Begin Material for the task

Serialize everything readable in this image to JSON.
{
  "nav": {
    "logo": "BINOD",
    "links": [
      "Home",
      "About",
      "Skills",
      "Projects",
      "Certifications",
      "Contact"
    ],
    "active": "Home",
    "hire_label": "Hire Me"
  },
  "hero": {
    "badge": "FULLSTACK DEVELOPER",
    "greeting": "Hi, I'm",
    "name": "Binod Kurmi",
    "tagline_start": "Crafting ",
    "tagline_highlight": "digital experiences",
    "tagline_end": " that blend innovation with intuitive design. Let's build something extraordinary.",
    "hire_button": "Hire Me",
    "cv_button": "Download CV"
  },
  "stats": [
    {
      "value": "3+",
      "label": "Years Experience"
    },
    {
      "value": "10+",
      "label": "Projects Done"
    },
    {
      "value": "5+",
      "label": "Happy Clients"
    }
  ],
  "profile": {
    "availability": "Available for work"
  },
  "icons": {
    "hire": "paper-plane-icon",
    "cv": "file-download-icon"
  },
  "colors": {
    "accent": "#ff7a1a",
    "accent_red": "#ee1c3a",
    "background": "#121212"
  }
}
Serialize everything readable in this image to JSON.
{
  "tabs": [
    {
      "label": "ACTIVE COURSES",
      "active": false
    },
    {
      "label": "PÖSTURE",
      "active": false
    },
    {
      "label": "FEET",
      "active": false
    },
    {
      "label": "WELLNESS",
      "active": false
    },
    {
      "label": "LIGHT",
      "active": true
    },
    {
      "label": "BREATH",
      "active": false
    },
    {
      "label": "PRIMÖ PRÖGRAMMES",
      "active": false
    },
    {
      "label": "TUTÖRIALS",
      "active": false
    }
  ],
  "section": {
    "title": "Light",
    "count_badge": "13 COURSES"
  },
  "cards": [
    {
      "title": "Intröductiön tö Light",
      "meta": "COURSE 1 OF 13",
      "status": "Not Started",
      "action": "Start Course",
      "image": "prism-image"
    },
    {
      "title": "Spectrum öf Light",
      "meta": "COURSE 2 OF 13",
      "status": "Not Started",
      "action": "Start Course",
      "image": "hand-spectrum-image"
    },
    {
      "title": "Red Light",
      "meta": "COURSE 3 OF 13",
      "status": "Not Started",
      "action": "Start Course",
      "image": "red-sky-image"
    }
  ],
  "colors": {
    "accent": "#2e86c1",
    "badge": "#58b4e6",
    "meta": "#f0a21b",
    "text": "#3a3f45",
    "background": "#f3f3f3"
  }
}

End Material for the task

All lines above with "background" in them should be returned.

    "background": "#121212"
    "background": "#f3f3f3"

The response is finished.